◆ Task directions: In the entries that follow, how many lines hold the string "Nylænde"? Give only that number.

§

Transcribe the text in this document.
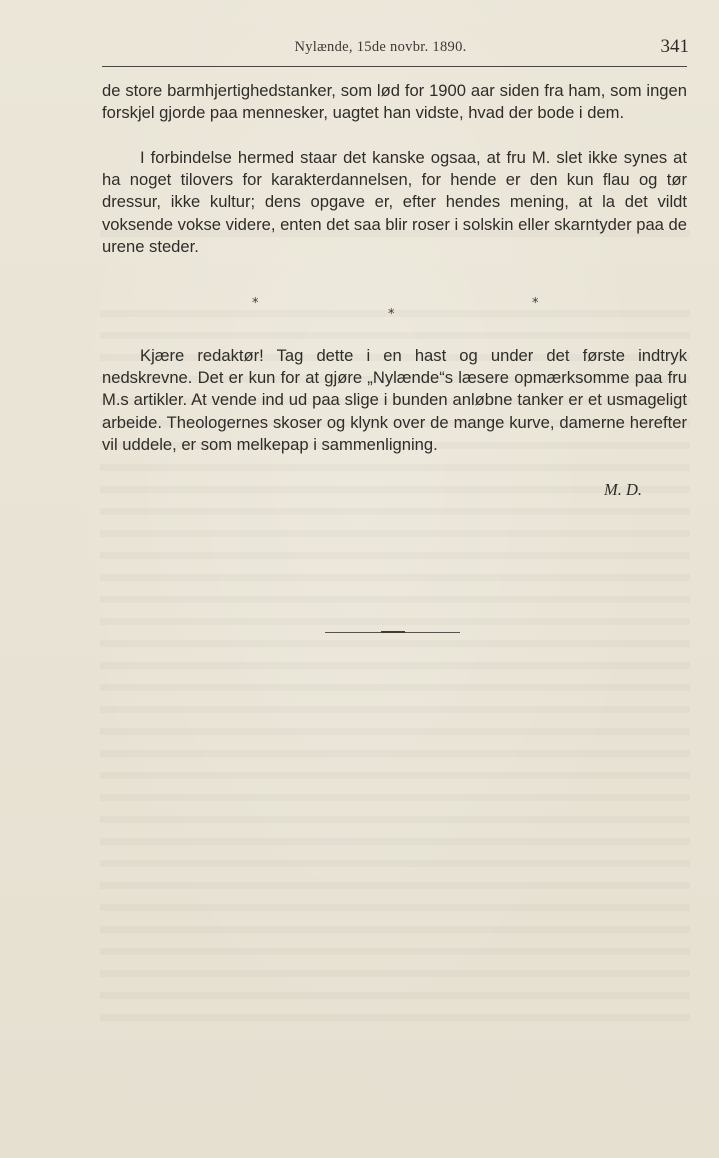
Nylænde, 15de novbr. 1890.	341

de store barmhjertighedstanker, som lød for 1900 aar siden fra ham, som ingen forskjel gjorde paa mennesker, uagtet han vidste, hvad der bode i dem.

I forbindelse hermed staar det kanske ogsaa, at fru M. slet ikke synes at ha noget tilovers for karakterdannelsen, for hende er den kun flau og tør dressur, ikke kultur; dens opgave er, efter hendes mening, at la det vildt voksende vokse videre, enten det saa blir roser i solskin eller skarntyder paa de urene steder.

*
*
*

Kjære redaktør! Tag dette i en hast og under det første indtryk nedskrevne. Det er kun for at gjøre „Nylænde“s læsere opmærksomme paa fru M.s artikler. At vende ind ud paa slige i bunden anløbne tanker er et usmageligt arbeide. Theologernes skoser og klynk over de mange kurve, damerne herefter vil uddele, er som melkepap i sammenligning.

M. D.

§

◆ Result of the exercise: 2